▶ Prompt: Exactly as written, please set down all of the entries again, with no pictures.
[START OF Record excerpts]
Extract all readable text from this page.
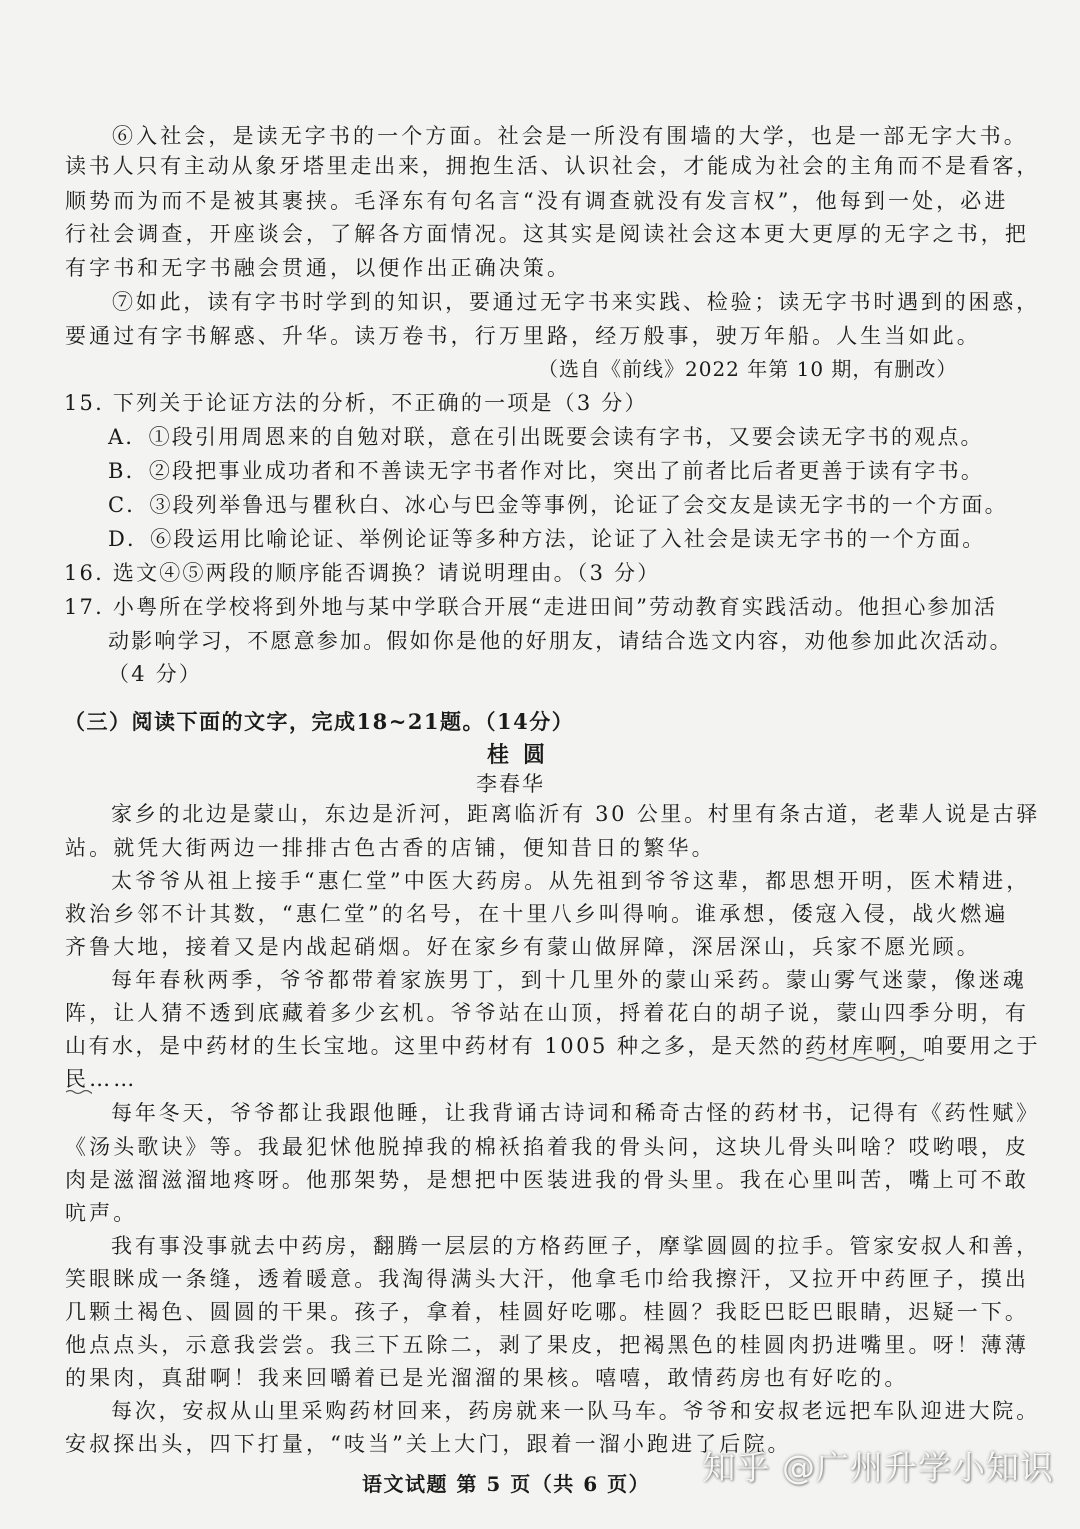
⑥入社会，是读无字书的一个方面。社会是一所没有围墙的大学，也是一部无字大书。
读书人只有主动从象牙塔里走出来，拥抱生活、认识社会，才能成为社会的主角而不是看客，
顺势而为而不是被其裹挟。毛泽东有句名言“没有调查就没有发言权”，他每到一处，必进
行社会调查，开座谈会，了解各方面情况。这其实是阅读社会这本更大更厚的无字之书，把
有字书和无字书融会贯通，以便作出正确决策。
⑦如此，读有字书时学到的知识，要通过无字书来实践、检验；读无字书时遇到的困惑，
要通过有字书解惑、升华。读万卷书，行万里路，经万般事，驶万年船。人生当如此。
（选自《前线》2022 年第 10 期，有删改）
15. 下列关于论证方法的分析，不正确的一项是（3 分）
A．①段引用周恩来的自勉对联，意在引出既要会读有字书，又要会读无字书的观点。
B．②段把事业成功者和不善读无字书者作对比，突出了前者比后者更善于读有字书。
C．③段列举鲁迅与瞿秋白、冰心与巴金等事例，论证了会交友是读无字书的一个方面。
D．⑥段运用比喻论证、举例论证等多种方法，论证了入社会是读无字书的一个方面。
16. 选文④⑤两段的顺序能否调换？请说明理由。（3 分）
17. 小粤所在学校将到外地与某中学联合开展“走进田间”劳动教育实践活动。他担心参加活
动影响学习，不愿意参加。假如你是他的好朋友，请结合选文内容，劝他参加此次活动。
（4 分）
（三）阅读下面的文字，完成18~21题。（14分）
桂圆
李春华
家乡的北边是蒙山，东边是沂河，距离临沂有 30 公里。村里有条古道，老辈人说是古驿
站。就凭大街两边一排排古色古香的店铺，便知昔日的繁华。
太爷爷从祖上接手“惠仁堂”中医大药房。从先祖到爷爷这辈，都思想开明，医术精进，
救治乡邻不计其数，“惠仁堂”的名号，在十里八乡叫得响。谁承想，倭寇入侵，战火燃遍
齐鲁大地，接着又是内战起硝烟。好在家乡有蒙山做屏障，深居深山，兵家不愿光顾。
每年春秋两季，爷爷都带着家族男丁，到十几里外的蒙山采药。蒙山雾气迷蒙，像迷魂
阵，让人猜不透到底藏着多少玄机。爷爷站在山顶，捋着花白的胡子说，蒙山四季分明，有
山有水，是中药材的生长宝地。这里中药材有 1005 种之多，是天然的药材库啊，咱要用之于
民……
每年冬天，爷爷都让我跟他睡，让我背诵古诗词和稀奇古怪的药材书，记得有《药性赋》
《汤头歌诀》等。我最犯怵他脱掉我的棉袄掐着我的骨头问，这块儿骨头叫啥？哎哟喂，皮
肉是滋溜滋溜地疼呀。他那架势，是想把中医装进我的骨头里。我在心里叫苦，嘴上可不敢
吭声。
我有事没事就去中药房，翻腾一层层的方格药匣子，摩挲圆圆的拉手。管家安叔人和善，
笑眼眯成一条缝，透着暖意。我淘得满头大汗，他拿毛巾给我擦汗，又拉开中药匣子，摸出
几颗土褐色、圆圆的干果。孩子，拿着，桂圆好吃哪。桂圆？我眨巴眨巴眼睛，迟疑一下。
他点点头，示意我尝尝。我三下五除二，剥了果皮，把褐黑色的桂圆肉扔进嘴里。呀！薄薄
的果肉，真甜啊！我来回嚼着已是光溜溜的果核。嘻嘻，敢情药房也有好吃的。
每次，安叔从山里采购药材回来，药房就来一队马车。爷爷和安叔老远把车队迎进大院。
安叔探出头，四下打量，“吱当”关上大门，跟着一溜小跑进了后院。
语文试题 第 5 页（共 6 页） 知乎 @广州升学小知识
[END OF Record excerpts]
▶ Finished answer:
Extract all readable text from this page.
⑥入社会，是读无字书的一个方面。社会是一所没有围墙的大学，也是一部无字大书。
读书人只有主动从象牙塔里走出来，拥抱生活、认识社会，才能成为社会的主角而不是看客，
顺势而为而不是被其裹挟。毛泽东有句名言“没有调查就没有发言权”，他每到一处，必进
行社会调查，开座谈会，了解各方面情况。这其实是阅读社会这本更大更厚的无字之书，把
有字书和无字书融会贯通，以便作出正确决策。
⑦如此，读有字书时学到的知识，要通过无字书来实践、检验；读无字书时遇到的困惑，
要通过有字书解惑、升华。读万卷书，行万里路，经万般事，驶万年船。人生当如此。
（选自《前线》2022 年第 10 期，有删改）
15. 下列关于论证方法的分析，不正确的一项是（3 分）
A．①段引用周恩来的自勉对联，意在引出既要会读有字书，又要会读无字书的观点。
B．②段把事业成功者和不善读无字书者作对比，突出了前者比后者更善于读有字书。
C．③段列举鲁迅与瞿秋白、冰心与巴金等事例，论证了会交友是读无字书的一个方面。
D．⑥段运用比喻论证、举例论证等多种方法，论证了入社会是读无字书的一个方面。
16. 选文④⑤两段的顺序能否调换？请说明理由。（3 分）
17. 小粤所在学校将到外地与某中学联合开展“走进田间”劳动教育实践活动。他担心参加活
动影响学习，不愿意参加。假如你是他的好朋友，请结合选文内容，劝他参加此次活动。
（4 分）
（三）阅读下面的文字，完成18~21题。（14分）
桂圆
李春华
家乡的北边是蒙山，东边是沂河，距离临沂有 30 公里。村里有条古道，老辈人说是古驿
站。就凭大街两边一排排古色古香的店铺，便知昔日的繁华。
太爷爷从祖上接手“惠仁堂”中医大药房。从先祖到爷爷这辈，都思想开明，医术精进，
救治乡邻不计其数，“惠仁堂”的名号，在十里八乡叫得响。谁承想，倭寇入侵，战火燃遍
齐鲁大地，接着又是内战起硝烟。好在家乡有蒙山做屏障，深居深山，兵家不愿光顾。
每年春秋两季，爷爷都带着家族男丁，到十几里外的蒙山采药。蒙山雾气迷蒙，像迷魂
阵，让人猜不透到底藏着多少玄机。爷爷站在山顶，捋着花白的胡子说，蒙山四季分明，有
山有水，是中药材的生长宝地。这里中药材有 1005 种之多，是天然的药材库啊，咱要用之于
民……
每年冬天，爷爷都让我跟他睡，让我背诵古诗词和稀奇古怪的药材书，记得有《药性赋》
《汤头歌诀》等。我最犯怵他脱掉我的棉袄掐着我的骨头问，这块儿骨头叫啥？哎哟喂，皮
肉是滋溜滋溜地疼呀。他那架势，是想把中医装进我的骨头里。我在心里叫苦，嘴上可不敢
吭声。
我有事没事就去中药房，翻腾一层层的方格药匣子，摩挲圆圆的拉手。管家安叔人和善，
笑眼眯成一条缝，透着暖意。我淘得满头大汗，他拿毛巾给我擦汗，又拉开中药匣子，摸出
几颗土褐色、圆圆的干果。孩子，拿着，桂圆好吃哪。桂圆？我眨巴眨巴眼睛，迟疑一下。
他点点头，示意我尝尝。我三下五除二，剥了果皮，把褐黑色的桂圆肉扔进嘴里。呀！薄薄
的果肉，真甜啊！我来回嚼着已是光溜溜的果核。嘻嘻，敢情药房也有好吃的。
每次，安叔从山里采购药材回来，药房就来一队马车。爷爷和安叔老远把车队迎进大院。
安叔探出头，四下打量，“吱当”关上大门，跟着一溜小跑进了后院。
语文试题 第 5 页（共 6 页） 知乎 @广州升学小知识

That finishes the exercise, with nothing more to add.